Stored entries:
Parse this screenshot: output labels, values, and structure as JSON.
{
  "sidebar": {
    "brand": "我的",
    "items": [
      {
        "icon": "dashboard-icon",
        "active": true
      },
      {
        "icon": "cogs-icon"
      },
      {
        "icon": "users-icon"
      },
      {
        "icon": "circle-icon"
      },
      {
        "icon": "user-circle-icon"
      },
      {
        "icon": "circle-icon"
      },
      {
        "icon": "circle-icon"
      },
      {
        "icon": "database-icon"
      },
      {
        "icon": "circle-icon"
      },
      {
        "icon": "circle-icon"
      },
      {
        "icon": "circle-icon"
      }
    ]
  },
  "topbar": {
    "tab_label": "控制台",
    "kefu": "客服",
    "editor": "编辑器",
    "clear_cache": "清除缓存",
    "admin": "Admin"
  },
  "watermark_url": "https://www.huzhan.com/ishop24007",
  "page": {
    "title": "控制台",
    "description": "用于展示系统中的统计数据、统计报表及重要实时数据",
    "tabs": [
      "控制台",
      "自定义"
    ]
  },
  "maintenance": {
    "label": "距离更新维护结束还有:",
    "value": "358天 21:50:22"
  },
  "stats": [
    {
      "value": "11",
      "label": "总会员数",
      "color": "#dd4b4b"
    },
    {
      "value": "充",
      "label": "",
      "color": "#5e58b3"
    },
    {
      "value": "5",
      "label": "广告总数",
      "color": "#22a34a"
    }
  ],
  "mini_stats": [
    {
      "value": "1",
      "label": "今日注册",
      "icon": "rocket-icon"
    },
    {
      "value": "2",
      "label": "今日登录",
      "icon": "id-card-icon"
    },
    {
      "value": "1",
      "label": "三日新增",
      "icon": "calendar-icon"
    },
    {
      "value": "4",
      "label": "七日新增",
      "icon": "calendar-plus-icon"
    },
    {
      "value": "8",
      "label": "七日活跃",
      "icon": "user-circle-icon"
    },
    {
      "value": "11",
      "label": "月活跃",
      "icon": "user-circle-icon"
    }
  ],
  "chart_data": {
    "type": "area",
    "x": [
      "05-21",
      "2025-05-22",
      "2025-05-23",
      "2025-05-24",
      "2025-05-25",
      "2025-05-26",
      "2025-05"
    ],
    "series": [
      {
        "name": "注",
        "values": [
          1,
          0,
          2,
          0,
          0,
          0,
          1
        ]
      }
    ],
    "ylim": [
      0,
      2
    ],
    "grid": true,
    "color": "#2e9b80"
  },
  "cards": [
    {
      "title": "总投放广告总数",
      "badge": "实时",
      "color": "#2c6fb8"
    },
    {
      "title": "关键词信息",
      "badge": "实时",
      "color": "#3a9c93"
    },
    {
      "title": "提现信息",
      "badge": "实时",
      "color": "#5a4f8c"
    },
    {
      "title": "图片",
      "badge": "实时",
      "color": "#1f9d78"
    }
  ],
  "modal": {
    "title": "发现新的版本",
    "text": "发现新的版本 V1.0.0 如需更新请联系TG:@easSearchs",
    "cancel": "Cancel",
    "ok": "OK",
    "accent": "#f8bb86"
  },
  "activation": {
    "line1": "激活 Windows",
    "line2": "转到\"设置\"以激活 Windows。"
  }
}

- [AIM]: Extract the entries above verbatim.

- [SOLUTION TO THIS TASK]:
Parse this screenshot: output labels, values, and structure as JSON.
{
  "sidebar": {
    "brand": "我的",
    "items": [
      {
        "icon": "dashboard-icon",
        "active": true
      },
      {
        "icon": "cogs-icon"
      },
      {
        "icon": "users-icon"
      },
      {
        "icon": "circle-icon"
      },
      {
        "icon": "user-circle-icon"
      },
      {
        "icon": "circle-icon"
      },
      {
        "icon": "circle-icon"
      },
      {
        "icon": "database-icon"
      },
      {
        "icon": "circle-icon"
      },
      {
        "icon": "circle-icon"
      },
      {
        "icon": "circle-icon"
      }
    ]
  },
  "topbar": {
    "tab_label": "控制台",
    "kefu": "客服",
    "editor": "编辑器",
    "clear_cache": "清除缓存",
    "admin": "Admin"
  },
  "watermark_url": "https://www.huzhan.com/ishop24007",
  "page": {
    "title": "控制台",
    "description": "用于展示系统中的统计数据、统计报表及重要实时数据",
    "tabs": [
      "控制台",
      "自定义"
    ]
  },
  "maintenance": {
    "label": "距离更新维护结束还有:",
    "value": "358天 21:50:22"
  },
  "stats": [
    {
      "value": "11",
      "label": "总会员数",
      "color": "#dd4b4b"
    },
    {
      "value": "充",
      "label": "",
      "color": "#5e58b3"
    },
    {
      "value": "5",
      "label": "广告总数",
      "color": "#22a34a"
    }
  ],
  "mini_stats": [
    {
      "value": "1",
      "label": "今日注册",
      "icon": "rocket-icon"
    },
    {
      "value": "2",
      "label": "今日登录",
      "icon": "id-card-icon"
    },
    {
      "value": "1",
      "label": "三日新增",
      "icon": "calendar-icon"
    },
    {
      "value": "4",
      "label": "七日新增",
      "icon": "calendar-plus-icon"
    },
    {
      "value": "8",
      "label": "七日活跃",
      "icon": "user-circle-icon"
    },
    {
      "value": "11",
      "label": "月活跃",
      "icon": "user-circle-icon"
    }
  ],
  "chart_data": {
    "type": "area",
    "x": [
      "05-21",
      "2025-05-22",
      "2025-05-23",
      "2025-05-24",
      "2025-05-25",
      "2025-05-26",
      "2025-05"
    ],
    "series": [
      {
        "name": "注",
        "values": [
          1,
          0,
          2,
          0,
          0,
          0,
          1
        ]
      }
    ],
    "ylim": [
      0,
      2
    ],
    "grid": true,
    "color": "#2e9b80"
  },
  "cards": [
    {
      "title": "总投放广告总数",
      "badge": "实时",
      "color": "#2c6fb8"
    },
    {
      "title": "关键词信息",
      "badge": "实时",
      "color": "#3a9c93"
    },
    {
      "title": "提现信息",
      "badge": "实时",
      "color": "#5a4f8c"
    },
    {
      "title": "图片",
      "badge": "实时",
      "color": "#1f9d78"
    }
  ],
  "modal": {
    "title": "发现新的版本",
    "text": "发现新的版本 V1.0.0 如需更新请联系TG:@easSearchs",
    "cancel": "Cancel",
    "ok": "OK",
    "accent": "#f8bb86"
  },
  "activation": {
    "line1": "激活 Windows",
    "line2": "转到\"设置\"以激活 Windows。"
  }
}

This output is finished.